• **What is asked**
Omit every image, and transcribe the remaining entries exactly as given.

• **Record set**
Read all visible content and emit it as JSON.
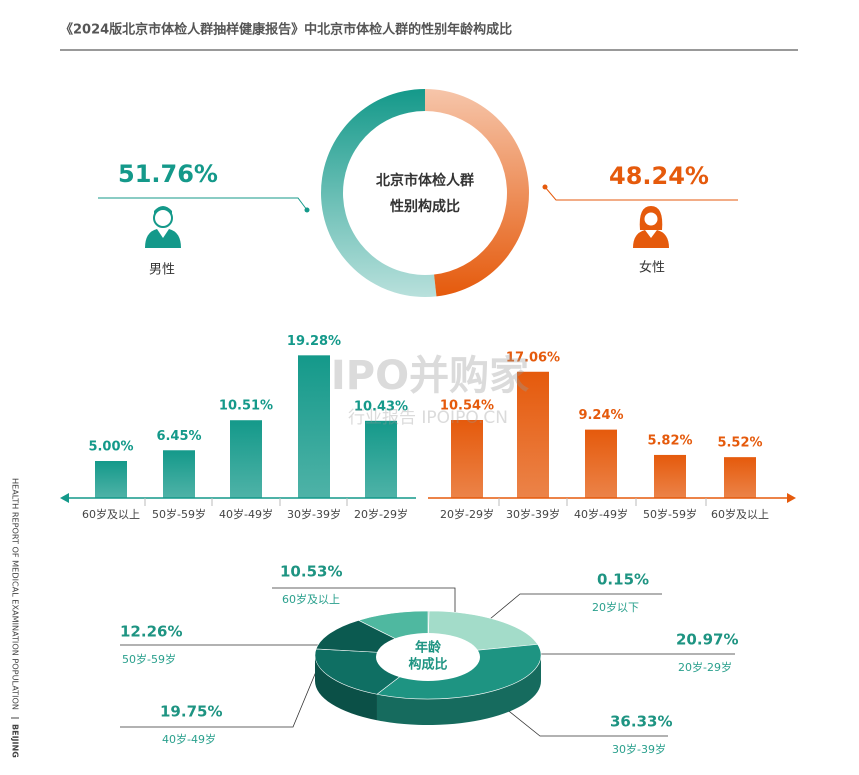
{
  "header": {
    "title": "《2024版北京市体检人群抽样健康报告》中北京市体检人群的性别年龄构成比"
  },
  "side_text": [
    "HEALTH REPORT OF MEDICAL EXAMINATION POPULATION",
    "BEIJING"
  ],
  "watermark": [
    "IPO并购家",
    "行业报告 IPOIPO.CN"
  ],
  "chart_data": [
    {
      "type": "donut",
      "center_label": [
        "北京市体检人群",
        "性别构成比"
      ],
      "categories": [
        "男性",
        "女性"
      ],
      "values": [
        51.76,
        48.24
      ],
      "value_labels": [
        "51.76%",
        "48.24%"
      ],
      "colors": [
        "#14998a",
        "#e55a0c"
      ]
    },
    {
      "type": "bar",
      "categories": [
        "60岁及以上",
        "50岁-59岁",
        "40岁-49岁",
        "30岁-39岁",
        "20岁-29岁"
      ],
      "values": [
        5.0,
        6.45,
        10.51,
        19.28,
        10.43
      ],
      "value_labels": [
        "5.00%",
        "6.45%",
        "10.51%",
        "19.28%",
        "10.43%"
      ],
      "color": "#14998a"
    },
    {
      "type": "bar",
      "categories": [
        "20岁-29岁",
        "30岁-39岁",
        "40岁-49岁",
        "50岁-59岁",
        "60岁及以上"
      ],
      "values": [
        10.54,
        17.06,
        9.24,
        5.82,
        5.52
      ],
      "value_labels": [
        "10.54%",
        "17.06%",
        "9.24%",
        "5.82%",
        "5.52%"
      ],
      "color": "#e55a0c"
    },
    {
      "type": "pie3d",
      "center_label": [
        "年龄",
        "构成比"
      ],
      "categories": [
        "20岁以下",
        "20岁-29岁",
        "30岁-39岁",
        "40岁-49岁",
        "50岁-59岁",
        "60岁及以上"
      ],
      "values": [
        0.15,
        20.97,
        36.33,
        19.75,
        12.26,
        10.53
      ],
      "value_labels": [
        "0.15%",
        "20.97%",
        "36.33%",
        "19.75%",
        "12.26%",
        "10.53%"
      ],
      "colors": [
        "#2a8376",
        "#a3dcc9",
        "#1e9482",
        "#0f6f63",
        "#0b5a50",
        "#4fb8a0"
      ]
    }
  ]
}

• **In response**
Read all visible content and emit it as JSON.
{
  "header": {
    "title": "《2024版北京市体检人群抽样健康报告》中北京市体检人群的性别年龄构成比"
  },
  "side_text": [
    "HEALTH REPORT OF MEDICAL EXAMINATION POPULATION",
    "BEIJING"
  ],
  "watermark": [
    "IPO并购家",
    "行业报告 IPOIPO.CN"
  ],
  "chart_data": [
    {
      "type": "donut",
      "center_label": [
        "北京市体检人群",
        "性别构成比"
      ],
      "categories": [
        "男性",
        "女性"
      ],
      "values": [
        51.76,
        48.24
      ],
      "value_labels": [
        "51.76%",
        "48.24%"
      ],
      "colors": [
        "#14998a",
        "#e55a0c"
      ]
    },
    {
      "type": "bar",
      "categories": [
        "60岁及以上",
        "50岁-59岁",
        "40岁-49岁",
        "30岁-39岁",
        "20岁-29岁"
      ],
      "values": [
        5.0,
        6.45,
        10.51,
        19.28,
        10.43
      ],
      "value_labels": [
        "5.00%",
        "6.45%",
        "10.51%",
        "19.28%",
        "10.43%"
      ],
      "color": "#14998a"
    },
    {
      "type": "bar",
      "categories": [
        "20岁-29岁",
        "30岁-39岁",
        "40岁-49岁",
        "50岁-59岁",
        "60岁及以上"
      ],
      "values": [
        10.54,
        17.06,
        9.24,
        5.82,
        5.52
      ],
      "value_labels": [
        "10.54%",
        "17.06%",
        "9.24%",
        "5.82%",
        "5.52%"
      ],
      "color": "#e55a0c"
    },
    {
      "type": "pie3d",
      "center_label": [
        "年龄",
        "构成比"
      ],
      "categories": [
        "20岁以下",
        "20岁-29岁",
        "30岁-39岁",
        "40岁-49岁",
        "50岁-59岁",
        "60岁及以上"
      ],
      "values": [
        0.15,
        20.97,
        36.33,
        19.75,
        12.26,
        10.53
      ],
      "value_labels": [
        "0.15%",
        "20.97%",
        "36.33%",
        "19.75%",
        "12.26%",
        "10.53%"
      ],
      "colors": [
        "#2a8376",
        "#a3dcc9",
        "#1e9482",
        "#0f6f63",
        "#0b5a50",
        "#4fb8a0"
      ]
    }
  ]
}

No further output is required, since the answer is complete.